DATA SECTION:
┌────────
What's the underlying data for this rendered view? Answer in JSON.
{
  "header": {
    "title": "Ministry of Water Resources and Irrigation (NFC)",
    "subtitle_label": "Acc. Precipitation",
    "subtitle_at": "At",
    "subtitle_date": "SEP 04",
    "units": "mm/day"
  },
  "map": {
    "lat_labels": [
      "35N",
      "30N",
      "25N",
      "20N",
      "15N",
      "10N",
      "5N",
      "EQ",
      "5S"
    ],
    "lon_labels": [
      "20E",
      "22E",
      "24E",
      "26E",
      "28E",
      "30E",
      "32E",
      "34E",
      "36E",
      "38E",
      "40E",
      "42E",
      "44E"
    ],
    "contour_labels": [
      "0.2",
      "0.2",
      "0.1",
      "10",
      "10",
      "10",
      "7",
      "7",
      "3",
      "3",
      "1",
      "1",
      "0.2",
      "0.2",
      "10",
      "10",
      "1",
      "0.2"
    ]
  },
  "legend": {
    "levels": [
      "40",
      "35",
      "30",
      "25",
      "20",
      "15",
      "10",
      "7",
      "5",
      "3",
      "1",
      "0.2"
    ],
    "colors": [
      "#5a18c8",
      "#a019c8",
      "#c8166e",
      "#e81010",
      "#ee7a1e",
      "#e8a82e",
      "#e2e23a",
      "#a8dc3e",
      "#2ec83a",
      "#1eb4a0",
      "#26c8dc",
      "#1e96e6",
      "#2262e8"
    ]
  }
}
└────────
Repeat the records exactly, including every line.

What's the underlying data for this rendered view? Answer in JSON.
{
  "header": {
    "title": "Ministry of Water Resources and Irrigation (NFC)",
    "subtitle_label": "Acc. Precipitation",
    "subtitle_at": "At",
    "subtitle_date": "SEP 04",
    "units": "mm/day"
  },
  "map": {
    "lat_labels": [
      "35N",
      "30N",
      "25N",
      "20N",
      "15N",
      "10N",
      "5N",
      "EQ",
      "5S"
    ],
    "lon_labels": [
      "20E",
      "22E",
      "24E",
      "26E",
      "28E",
      "30E",
      "32E",
      "34E",
      "36E",
      "38E",
      "40E",
      "42E",
      "44E"
    ],
    "contour_labels": [
      "0.2",
      "0.2",
      "0.1",
      "10",
      "10",
      "10",
      "7",
      "7",
      "3",
      "3",
      "1",
      "1",
      "0.2",
      "0.2",
      "10",
      "10",
      "1",
      "0.2"
    ]
  },
  "legend": {
    "levels": [
      "40",
      "35",
      "30",
      "25",
      "20",
      "15",
      "10",
      "7",
      "5",
      "3",
      "1",
      "0.2"
    ],
    "colors": [
      "#5a18c8",
      "#a019c8",
      "#c8166e",
      "#e81010",
      "#ee7a1e",
      "#e8a82e",
      "#e2e23a",
      "#a8dc3e",
      "#2ec83a",
      "#1eb4a0",
      "#26c8dc",
      "#1e96e6",
      "#2262e8"
    ]
  }
}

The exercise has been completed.